- The exercise -
Show every line below where "Etayo" can be found.

————————

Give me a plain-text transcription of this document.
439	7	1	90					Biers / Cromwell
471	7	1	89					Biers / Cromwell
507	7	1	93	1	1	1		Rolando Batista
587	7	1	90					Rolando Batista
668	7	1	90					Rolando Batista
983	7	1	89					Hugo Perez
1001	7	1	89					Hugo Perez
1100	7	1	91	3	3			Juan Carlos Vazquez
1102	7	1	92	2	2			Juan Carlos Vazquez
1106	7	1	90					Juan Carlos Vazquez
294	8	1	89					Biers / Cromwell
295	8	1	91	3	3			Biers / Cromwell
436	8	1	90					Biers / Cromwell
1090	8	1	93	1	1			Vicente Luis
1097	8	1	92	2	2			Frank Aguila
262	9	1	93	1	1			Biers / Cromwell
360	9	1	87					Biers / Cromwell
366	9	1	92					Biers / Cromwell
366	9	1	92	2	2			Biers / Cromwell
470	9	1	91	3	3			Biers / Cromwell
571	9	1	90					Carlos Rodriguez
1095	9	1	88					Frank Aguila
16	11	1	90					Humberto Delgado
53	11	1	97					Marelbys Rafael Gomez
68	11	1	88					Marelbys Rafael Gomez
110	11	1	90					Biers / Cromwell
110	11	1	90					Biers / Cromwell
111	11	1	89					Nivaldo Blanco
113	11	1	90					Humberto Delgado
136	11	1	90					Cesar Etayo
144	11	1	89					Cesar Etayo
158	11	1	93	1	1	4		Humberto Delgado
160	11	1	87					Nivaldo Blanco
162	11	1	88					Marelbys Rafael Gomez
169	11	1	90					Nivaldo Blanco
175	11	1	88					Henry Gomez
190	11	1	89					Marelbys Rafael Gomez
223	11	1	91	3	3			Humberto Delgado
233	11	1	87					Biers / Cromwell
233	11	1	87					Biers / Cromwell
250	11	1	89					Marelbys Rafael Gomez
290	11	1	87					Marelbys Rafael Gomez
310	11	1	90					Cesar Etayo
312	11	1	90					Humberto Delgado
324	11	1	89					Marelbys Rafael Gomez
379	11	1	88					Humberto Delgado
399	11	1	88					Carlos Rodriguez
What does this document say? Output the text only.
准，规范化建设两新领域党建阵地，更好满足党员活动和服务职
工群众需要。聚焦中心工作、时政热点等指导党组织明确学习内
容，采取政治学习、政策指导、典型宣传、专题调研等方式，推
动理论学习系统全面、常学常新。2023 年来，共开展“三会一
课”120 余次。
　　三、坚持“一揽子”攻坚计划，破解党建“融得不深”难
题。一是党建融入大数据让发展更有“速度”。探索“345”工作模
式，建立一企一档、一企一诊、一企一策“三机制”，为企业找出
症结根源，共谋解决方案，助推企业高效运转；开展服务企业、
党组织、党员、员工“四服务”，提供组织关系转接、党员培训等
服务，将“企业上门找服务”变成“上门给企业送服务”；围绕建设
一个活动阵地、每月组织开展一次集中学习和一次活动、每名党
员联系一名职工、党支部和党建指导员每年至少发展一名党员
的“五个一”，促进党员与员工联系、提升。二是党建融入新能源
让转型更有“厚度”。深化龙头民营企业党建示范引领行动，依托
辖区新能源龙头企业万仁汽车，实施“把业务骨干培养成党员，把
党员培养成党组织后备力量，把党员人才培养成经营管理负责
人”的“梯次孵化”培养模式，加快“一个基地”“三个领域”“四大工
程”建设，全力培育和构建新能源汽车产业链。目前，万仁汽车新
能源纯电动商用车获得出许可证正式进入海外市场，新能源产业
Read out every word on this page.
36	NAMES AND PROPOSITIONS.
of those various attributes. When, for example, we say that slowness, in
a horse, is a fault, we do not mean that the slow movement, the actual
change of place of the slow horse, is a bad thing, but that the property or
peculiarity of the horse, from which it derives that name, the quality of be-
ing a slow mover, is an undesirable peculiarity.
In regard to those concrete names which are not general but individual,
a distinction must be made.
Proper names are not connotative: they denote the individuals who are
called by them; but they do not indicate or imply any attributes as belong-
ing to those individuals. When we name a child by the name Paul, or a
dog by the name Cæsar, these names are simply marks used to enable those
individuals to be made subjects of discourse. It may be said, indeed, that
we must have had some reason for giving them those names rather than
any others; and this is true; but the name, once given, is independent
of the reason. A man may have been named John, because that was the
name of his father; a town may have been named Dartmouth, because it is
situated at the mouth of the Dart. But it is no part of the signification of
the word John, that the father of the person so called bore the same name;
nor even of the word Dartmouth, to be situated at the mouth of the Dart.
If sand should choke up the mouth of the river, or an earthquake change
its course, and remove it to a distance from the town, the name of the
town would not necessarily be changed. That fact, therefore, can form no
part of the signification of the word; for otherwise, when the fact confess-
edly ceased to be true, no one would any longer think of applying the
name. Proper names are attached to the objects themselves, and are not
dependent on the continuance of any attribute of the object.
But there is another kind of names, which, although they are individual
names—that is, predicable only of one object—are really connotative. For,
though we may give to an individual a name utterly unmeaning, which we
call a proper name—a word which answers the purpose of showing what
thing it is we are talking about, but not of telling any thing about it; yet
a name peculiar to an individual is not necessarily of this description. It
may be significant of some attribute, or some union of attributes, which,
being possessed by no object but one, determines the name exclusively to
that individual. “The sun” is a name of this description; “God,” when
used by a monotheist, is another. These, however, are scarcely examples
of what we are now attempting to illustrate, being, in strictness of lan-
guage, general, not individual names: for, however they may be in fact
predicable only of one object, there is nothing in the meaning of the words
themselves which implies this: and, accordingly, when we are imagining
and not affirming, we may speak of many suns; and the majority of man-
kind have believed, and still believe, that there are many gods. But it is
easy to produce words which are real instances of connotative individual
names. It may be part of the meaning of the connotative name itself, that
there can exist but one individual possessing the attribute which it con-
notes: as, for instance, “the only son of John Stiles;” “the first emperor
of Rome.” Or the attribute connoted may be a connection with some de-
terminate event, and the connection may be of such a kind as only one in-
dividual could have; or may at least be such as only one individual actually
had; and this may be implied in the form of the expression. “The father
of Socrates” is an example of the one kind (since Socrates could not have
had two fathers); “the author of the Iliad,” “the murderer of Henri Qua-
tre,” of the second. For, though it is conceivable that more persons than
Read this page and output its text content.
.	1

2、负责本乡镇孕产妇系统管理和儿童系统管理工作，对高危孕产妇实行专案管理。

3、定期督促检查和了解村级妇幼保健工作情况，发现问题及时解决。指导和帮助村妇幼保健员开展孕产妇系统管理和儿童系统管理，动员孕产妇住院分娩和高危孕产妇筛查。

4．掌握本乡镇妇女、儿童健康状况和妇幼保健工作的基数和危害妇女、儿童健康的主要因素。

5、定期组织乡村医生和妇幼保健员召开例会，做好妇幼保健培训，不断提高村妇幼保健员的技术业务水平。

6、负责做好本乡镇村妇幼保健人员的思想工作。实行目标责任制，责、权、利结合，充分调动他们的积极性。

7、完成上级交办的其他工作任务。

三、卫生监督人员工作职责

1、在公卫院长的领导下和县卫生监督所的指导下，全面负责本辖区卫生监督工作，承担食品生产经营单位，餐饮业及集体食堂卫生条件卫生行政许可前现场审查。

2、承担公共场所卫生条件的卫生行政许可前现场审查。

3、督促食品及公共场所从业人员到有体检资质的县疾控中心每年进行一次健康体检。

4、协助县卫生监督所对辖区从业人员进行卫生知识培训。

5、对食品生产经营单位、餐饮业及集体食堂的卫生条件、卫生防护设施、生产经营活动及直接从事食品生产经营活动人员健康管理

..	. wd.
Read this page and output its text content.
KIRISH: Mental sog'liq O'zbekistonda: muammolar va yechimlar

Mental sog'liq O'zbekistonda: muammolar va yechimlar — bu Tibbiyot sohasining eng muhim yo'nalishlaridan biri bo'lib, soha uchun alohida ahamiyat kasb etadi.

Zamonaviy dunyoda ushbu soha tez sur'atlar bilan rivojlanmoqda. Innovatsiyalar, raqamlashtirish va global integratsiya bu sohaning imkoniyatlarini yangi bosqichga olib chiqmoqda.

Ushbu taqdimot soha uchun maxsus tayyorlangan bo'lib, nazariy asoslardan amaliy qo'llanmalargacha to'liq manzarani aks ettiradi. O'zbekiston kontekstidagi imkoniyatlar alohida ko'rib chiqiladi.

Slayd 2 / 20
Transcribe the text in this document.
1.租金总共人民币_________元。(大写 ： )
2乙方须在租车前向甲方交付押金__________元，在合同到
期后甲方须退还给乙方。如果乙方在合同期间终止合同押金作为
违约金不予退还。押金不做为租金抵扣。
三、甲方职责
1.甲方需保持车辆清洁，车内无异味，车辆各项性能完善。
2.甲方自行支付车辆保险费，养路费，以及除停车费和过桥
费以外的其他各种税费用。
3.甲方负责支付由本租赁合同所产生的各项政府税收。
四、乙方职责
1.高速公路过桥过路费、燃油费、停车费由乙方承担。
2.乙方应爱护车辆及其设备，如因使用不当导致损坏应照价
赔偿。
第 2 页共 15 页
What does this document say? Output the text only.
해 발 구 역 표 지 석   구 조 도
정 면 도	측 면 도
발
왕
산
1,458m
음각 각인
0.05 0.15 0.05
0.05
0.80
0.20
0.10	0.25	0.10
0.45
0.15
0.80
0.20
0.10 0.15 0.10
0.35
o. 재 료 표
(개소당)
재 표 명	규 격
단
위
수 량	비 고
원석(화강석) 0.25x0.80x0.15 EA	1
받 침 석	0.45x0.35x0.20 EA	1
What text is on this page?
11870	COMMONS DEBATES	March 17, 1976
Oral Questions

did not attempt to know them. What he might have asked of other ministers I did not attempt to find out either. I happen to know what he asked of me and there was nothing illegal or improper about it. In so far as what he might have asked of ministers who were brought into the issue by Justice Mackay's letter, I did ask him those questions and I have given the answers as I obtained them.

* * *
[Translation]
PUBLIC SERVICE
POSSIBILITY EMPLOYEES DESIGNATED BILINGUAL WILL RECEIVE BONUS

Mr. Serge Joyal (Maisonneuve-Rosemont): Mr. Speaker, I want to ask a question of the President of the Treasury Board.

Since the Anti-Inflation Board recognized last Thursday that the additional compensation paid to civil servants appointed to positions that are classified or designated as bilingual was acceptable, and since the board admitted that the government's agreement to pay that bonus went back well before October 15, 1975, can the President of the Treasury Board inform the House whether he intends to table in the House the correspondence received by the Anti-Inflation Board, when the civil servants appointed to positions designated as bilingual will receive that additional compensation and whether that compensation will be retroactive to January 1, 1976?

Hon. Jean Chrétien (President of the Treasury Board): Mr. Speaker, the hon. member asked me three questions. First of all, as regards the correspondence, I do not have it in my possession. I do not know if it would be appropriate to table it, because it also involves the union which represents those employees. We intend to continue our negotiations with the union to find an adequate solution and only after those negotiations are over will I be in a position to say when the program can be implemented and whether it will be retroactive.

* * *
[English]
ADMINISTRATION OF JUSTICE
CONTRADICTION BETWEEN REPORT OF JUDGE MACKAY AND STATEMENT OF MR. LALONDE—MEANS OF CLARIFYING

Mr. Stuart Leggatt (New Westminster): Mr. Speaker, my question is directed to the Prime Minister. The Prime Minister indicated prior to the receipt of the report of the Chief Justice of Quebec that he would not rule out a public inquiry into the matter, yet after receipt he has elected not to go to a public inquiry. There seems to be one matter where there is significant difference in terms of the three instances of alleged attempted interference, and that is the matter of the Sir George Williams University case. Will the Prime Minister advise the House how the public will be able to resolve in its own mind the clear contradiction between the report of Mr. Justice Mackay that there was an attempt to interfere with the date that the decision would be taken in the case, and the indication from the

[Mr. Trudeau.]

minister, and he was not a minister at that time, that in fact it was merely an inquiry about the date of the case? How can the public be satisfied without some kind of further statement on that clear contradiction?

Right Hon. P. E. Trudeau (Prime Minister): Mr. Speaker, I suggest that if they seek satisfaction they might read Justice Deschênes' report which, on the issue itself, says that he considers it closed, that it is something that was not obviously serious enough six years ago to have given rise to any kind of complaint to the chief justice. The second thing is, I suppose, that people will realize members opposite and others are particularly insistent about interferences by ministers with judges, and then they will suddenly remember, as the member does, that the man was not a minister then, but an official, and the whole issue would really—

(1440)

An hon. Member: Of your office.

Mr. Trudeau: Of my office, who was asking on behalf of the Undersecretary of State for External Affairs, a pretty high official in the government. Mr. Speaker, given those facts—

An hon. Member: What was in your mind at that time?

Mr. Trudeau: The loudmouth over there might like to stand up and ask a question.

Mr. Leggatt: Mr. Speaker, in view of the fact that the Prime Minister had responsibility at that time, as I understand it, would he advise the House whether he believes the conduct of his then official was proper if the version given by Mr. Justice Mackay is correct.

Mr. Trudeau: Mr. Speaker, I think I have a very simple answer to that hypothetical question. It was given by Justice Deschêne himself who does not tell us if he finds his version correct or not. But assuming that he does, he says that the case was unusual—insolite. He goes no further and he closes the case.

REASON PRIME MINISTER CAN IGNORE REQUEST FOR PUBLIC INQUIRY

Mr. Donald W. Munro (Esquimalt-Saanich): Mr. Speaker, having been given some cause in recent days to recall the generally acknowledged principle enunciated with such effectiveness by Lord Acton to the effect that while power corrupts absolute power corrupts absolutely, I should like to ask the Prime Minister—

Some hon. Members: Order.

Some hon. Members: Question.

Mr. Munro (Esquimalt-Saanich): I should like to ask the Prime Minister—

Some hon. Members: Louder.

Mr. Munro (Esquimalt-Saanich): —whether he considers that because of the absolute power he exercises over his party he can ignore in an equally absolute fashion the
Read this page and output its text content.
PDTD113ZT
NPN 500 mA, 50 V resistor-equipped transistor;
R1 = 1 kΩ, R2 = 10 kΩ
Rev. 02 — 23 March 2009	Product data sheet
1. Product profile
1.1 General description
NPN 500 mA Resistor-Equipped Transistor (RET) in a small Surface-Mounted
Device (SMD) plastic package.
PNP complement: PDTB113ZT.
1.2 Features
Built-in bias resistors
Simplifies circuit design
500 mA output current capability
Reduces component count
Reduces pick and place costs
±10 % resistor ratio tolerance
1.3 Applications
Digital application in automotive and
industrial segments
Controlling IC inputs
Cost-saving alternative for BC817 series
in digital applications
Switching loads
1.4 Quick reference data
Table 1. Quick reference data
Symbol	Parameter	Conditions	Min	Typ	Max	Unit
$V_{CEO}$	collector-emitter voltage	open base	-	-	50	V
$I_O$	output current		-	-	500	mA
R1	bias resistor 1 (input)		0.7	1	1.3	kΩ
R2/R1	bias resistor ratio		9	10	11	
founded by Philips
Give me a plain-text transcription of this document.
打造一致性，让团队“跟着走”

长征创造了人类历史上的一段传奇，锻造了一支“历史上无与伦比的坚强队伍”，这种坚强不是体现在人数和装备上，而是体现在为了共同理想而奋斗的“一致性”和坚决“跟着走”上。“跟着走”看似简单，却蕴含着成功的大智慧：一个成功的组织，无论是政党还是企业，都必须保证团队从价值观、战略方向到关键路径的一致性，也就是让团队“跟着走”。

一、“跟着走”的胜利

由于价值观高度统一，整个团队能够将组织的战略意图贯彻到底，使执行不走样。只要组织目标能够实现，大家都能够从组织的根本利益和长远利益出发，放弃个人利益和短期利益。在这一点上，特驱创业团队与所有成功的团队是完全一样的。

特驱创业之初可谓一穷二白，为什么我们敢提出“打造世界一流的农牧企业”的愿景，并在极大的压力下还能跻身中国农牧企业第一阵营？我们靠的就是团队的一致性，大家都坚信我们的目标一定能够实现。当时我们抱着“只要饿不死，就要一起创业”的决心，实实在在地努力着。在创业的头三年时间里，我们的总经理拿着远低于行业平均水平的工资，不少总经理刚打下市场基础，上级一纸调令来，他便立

————————

- Written response -
136	11	1	90					Cesar Etayo
144	11	1	89					Cesar Etayo
310	11	1	90					Cesar Etayo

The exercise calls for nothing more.